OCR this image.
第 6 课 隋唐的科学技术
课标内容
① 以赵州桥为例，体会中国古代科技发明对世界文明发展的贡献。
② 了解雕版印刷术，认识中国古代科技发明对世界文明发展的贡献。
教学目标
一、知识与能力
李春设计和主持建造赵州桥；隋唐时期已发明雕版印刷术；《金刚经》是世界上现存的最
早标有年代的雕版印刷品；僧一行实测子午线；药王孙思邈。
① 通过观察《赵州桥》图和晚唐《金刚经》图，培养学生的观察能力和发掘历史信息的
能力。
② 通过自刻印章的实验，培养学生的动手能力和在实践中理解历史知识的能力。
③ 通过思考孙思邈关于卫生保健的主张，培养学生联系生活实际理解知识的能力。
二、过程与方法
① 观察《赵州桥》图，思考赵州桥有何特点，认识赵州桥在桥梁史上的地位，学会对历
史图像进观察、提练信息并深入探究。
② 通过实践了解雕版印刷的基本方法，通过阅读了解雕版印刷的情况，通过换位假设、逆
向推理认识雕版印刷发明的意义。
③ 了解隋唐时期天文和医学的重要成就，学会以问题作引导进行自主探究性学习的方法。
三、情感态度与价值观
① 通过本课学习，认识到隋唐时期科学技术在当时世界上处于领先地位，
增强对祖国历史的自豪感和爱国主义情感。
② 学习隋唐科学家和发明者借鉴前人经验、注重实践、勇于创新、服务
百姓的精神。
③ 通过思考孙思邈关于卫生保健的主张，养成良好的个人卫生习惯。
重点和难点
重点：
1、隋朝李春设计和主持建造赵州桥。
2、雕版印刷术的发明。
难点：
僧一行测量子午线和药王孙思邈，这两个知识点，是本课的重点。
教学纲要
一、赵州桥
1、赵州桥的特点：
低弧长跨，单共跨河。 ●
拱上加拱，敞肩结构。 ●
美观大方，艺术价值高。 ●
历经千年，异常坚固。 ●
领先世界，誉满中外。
_ _ _ _
### What you will do
Gather each line of the listing that holds the string "通过思考孙思邈关于卫生保健的主张".

### Exercise result
③ 通过思考孙思邈关于卫生保健的主张，培养学生联系生活实际理解知识的能力。
③ 通过思考孙思邈关于卫生保健的主张，养成良好的个人卫生习惯。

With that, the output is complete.